# Instruction
Extract every line of the material below and reproduce it faithfully.

# Material supplied
****

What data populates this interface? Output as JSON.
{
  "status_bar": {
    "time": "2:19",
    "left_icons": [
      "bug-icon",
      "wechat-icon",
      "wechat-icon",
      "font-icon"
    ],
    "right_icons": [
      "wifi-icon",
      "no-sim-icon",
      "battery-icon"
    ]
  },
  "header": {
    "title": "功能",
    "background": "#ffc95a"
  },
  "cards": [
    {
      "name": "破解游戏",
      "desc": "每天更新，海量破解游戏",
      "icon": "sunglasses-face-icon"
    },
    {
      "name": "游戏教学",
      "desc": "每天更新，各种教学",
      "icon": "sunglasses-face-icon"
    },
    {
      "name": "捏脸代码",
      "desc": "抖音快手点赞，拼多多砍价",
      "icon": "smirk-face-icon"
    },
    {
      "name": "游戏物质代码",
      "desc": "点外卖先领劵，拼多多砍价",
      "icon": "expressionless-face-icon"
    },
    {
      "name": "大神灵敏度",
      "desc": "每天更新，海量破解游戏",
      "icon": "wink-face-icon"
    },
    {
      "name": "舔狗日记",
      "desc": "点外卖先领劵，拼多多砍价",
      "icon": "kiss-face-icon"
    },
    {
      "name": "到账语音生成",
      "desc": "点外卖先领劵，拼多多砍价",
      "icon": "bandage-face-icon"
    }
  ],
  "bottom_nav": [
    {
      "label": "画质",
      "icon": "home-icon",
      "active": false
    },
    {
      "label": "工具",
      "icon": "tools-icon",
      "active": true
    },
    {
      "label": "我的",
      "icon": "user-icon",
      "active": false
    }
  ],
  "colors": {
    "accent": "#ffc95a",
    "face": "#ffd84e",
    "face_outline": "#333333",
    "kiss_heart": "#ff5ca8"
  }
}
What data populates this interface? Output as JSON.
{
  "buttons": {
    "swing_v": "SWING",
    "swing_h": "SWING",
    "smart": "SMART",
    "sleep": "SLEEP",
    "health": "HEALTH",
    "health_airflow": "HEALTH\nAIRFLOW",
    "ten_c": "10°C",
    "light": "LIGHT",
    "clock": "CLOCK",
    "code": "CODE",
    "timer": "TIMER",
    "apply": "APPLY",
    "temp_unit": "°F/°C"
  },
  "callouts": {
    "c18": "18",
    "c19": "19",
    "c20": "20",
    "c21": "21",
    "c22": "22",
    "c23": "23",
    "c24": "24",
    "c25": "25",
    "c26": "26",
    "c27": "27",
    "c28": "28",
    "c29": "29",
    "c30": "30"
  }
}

****

# Solution below
What data populates this interface? Output as JSON.
{
  "status_bar": {
    "time": "2:19",
    "left_icons": [
      "bug-icon",
      "wechat-icon",
      "wechat-icon",
      "font-icon"
    ],
    "right_icons": [
      "wifi-icon",
      "no-sim-icon",
      "battery-icon"
    ]
  },
  "header": {
    "title": "功能",
    "background": "#ffc95a"
  },
  "cards": [
    {
      "name": "破解游戏",
      "desc": "每天更新，海量破解游戏",
      "icon": "sunglasses-face-icon"
    },
    {
      "name": "游戏教学",
      "desc": "每天更新，各种教学",
      "icon": "sunglasses-face-icon"
    },
    {
      "name": "捏脸代码",
      "desc": "抖音快手点赞，拼多多砍价",
      "icon": "smirk-face-icon"
    },
    {
      "name": "游戏物质代码",
      "desc": "点外卖先领劵，拼多多砍价",
      "icon": "expressionless-face-icon"
    },
    {
      "name": "大神灵敏度",
      "desc": "每天更新，海量破解游戏",
      "icon": "wink-face-icon"
    },
    {
      "name": "舔狗日记",
      "desc": "点外卖先领劵，拼多多砍价",
      "icon": "kiss-face-icon"
    },
    {
      "name": "到账语音生成",
      "desc": "点外卖先领劵，拼多多砍价",
      "icon": "bandage-face-icon"
    }
  ],
  "bottom_nav": [
    {
      "label": "画质",
      "icon": "home-icon",
      "active": false
    },
    {
      "label": "工具",
      "icon": "tools-icon",
      "active": true
    },
    {
      "label": "我的",
      "icon": "user-icon",
      "active": false
    }
  ],
  "colors": {
    "accent": "#ffc95a",
    "face": "#ffd84e",
    "face_outline": "#333333",
    "kiss_heart": "#ff5ca8"
  }
}
What data populates this interface? Output as JSON.
{
  "buttons": {
    "swing_v": "SWING",
    "swing_h": "SWING",
    "smart": "SMART",
    "sleep": "SLEEP",
    "health": "HEALTH",
    "health_airflow": "HEALTH\nAIRFLOW",
    "ten_c": "10°C",
    "light": "LIGHT",
    "clock": "CLOCK",
    "code": "CODE",
    "timer": "TIMER",
    "apply": "APPLY",
    "temp_unit": "°F/°C"
  },
  "callouts": {
    "c18": "18",
    "c19": "19",
    "c20": "20",
    "c21": "21",
    "c22": "22",
    "c23": "23",
    "c24": "24",
    "c25": "25",
    "c26": "26",
    "c27": "27",
    "c28": "28",
    "c29": "29",
    "c30": "30"
  }
}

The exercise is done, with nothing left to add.